> **REQUIREMENT**
Identify the lines containing the word "JSON". Copy each one.

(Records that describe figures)
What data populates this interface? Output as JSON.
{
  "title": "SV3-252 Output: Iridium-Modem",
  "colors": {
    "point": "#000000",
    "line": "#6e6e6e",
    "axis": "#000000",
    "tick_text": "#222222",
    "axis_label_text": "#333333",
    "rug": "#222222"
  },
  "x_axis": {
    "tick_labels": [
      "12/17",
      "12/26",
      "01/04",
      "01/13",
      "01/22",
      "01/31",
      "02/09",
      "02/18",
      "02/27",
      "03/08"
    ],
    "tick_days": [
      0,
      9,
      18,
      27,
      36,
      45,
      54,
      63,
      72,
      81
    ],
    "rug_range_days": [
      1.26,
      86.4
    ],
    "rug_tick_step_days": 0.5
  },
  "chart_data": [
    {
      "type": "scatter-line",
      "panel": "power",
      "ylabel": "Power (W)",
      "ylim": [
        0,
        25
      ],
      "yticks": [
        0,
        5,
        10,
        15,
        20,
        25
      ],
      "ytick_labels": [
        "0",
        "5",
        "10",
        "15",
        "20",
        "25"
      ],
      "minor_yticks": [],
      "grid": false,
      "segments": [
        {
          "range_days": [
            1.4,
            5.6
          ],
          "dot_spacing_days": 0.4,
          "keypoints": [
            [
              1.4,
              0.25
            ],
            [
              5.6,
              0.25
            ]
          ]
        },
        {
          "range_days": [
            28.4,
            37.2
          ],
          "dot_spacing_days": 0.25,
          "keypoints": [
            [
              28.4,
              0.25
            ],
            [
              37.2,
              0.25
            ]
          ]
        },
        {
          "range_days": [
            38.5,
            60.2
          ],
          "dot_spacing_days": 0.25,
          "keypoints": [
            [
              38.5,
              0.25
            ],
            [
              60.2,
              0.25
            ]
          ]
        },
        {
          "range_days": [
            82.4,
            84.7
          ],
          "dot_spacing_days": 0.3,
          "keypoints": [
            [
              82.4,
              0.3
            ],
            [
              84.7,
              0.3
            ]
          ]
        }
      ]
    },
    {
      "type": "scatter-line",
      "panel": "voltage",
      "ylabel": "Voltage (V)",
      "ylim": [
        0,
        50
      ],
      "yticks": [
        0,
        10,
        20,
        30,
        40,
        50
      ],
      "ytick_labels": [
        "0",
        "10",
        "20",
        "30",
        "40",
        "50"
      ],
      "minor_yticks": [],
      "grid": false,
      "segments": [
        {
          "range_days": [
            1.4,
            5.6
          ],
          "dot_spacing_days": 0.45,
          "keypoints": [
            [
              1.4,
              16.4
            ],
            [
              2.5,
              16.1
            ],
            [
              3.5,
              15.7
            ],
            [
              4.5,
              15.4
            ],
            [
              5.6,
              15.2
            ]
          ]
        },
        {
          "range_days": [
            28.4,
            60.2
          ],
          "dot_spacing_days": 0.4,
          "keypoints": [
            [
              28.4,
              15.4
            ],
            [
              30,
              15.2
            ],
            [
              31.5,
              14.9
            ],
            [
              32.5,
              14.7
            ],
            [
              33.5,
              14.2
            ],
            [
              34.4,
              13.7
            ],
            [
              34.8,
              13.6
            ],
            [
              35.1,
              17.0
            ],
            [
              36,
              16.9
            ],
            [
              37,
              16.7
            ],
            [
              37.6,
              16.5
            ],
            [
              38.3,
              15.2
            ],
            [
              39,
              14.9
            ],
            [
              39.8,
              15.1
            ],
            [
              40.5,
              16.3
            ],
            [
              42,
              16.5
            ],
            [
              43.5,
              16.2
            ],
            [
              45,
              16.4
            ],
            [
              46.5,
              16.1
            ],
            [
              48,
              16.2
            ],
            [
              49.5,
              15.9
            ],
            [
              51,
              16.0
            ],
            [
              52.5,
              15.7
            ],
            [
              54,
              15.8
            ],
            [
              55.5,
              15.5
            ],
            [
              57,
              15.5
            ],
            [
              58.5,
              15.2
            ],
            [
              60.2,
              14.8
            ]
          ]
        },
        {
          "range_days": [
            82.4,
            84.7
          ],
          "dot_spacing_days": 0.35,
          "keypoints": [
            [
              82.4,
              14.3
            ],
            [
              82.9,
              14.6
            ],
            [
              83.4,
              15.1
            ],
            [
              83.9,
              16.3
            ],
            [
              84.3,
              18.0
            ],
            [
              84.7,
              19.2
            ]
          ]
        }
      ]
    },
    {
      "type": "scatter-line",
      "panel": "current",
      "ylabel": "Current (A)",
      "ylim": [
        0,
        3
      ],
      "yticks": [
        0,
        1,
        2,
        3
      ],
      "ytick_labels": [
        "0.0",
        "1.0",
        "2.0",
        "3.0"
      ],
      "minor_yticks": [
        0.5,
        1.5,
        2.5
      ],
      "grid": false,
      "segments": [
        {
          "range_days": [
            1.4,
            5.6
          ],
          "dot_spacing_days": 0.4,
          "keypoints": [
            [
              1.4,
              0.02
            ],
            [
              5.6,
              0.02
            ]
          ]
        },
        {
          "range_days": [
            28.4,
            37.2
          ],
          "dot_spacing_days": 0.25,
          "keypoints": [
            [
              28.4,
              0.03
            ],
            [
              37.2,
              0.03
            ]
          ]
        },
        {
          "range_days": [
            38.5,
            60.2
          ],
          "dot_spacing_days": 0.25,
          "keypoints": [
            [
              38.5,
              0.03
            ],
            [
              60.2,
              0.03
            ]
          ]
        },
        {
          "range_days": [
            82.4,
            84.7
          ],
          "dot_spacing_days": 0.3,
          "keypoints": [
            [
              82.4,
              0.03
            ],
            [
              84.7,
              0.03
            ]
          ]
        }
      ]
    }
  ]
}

--

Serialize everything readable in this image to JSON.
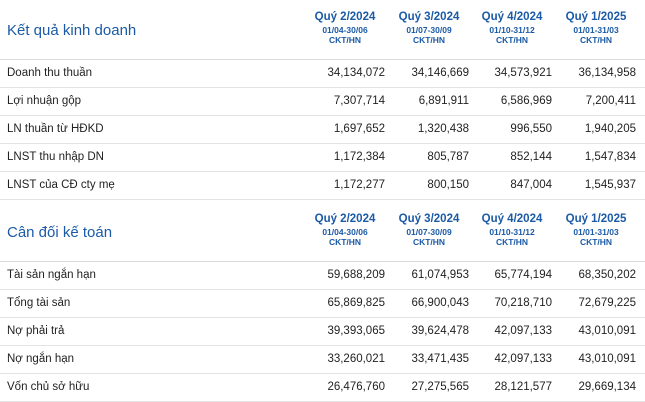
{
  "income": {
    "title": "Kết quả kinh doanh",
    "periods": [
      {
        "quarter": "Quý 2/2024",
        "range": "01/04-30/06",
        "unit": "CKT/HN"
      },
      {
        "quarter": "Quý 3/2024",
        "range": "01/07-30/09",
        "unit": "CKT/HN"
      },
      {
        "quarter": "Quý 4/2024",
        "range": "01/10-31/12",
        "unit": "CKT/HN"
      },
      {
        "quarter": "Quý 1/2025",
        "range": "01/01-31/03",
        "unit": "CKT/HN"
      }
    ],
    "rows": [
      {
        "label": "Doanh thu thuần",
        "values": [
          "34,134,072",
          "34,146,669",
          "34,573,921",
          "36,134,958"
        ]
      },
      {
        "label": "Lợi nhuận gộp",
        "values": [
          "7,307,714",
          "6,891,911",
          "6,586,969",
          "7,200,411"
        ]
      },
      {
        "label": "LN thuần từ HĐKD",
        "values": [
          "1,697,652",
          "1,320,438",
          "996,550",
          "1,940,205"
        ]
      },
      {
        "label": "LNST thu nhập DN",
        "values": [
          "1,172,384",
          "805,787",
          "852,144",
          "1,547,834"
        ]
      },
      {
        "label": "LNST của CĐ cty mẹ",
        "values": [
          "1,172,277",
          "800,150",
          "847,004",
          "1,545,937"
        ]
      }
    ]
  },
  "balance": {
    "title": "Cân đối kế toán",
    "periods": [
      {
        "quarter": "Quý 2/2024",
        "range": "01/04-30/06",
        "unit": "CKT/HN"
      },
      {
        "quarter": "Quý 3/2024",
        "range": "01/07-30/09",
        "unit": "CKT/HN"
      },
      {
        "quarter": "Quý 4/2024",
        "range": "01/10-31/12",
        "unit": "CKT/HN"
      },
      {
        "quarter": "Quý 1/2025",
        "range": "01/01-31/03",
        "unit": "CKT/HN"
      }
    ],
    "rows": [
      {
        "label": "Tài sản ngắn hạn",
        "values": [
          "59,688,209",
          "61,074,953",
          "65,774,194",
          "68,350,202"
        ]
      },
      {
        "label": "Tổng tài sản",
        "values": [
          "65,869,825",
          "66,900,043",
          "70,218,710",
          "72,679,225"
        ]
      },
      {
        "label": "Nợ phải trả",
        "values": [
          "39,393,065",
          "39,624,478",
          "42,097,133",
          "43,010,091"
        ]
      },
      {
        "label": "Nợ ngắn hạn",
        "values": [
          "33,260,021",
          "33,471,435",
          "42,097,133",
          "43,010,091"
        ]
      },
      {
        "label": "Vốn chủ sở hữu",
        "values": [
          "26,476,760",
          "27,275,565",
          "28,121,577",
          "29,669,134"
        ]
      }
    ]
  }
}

> **SOLUTION TO THIS PROBLEM**
What data populates this interface? Output as JSON.
Serialize everything readable in this image to JSON.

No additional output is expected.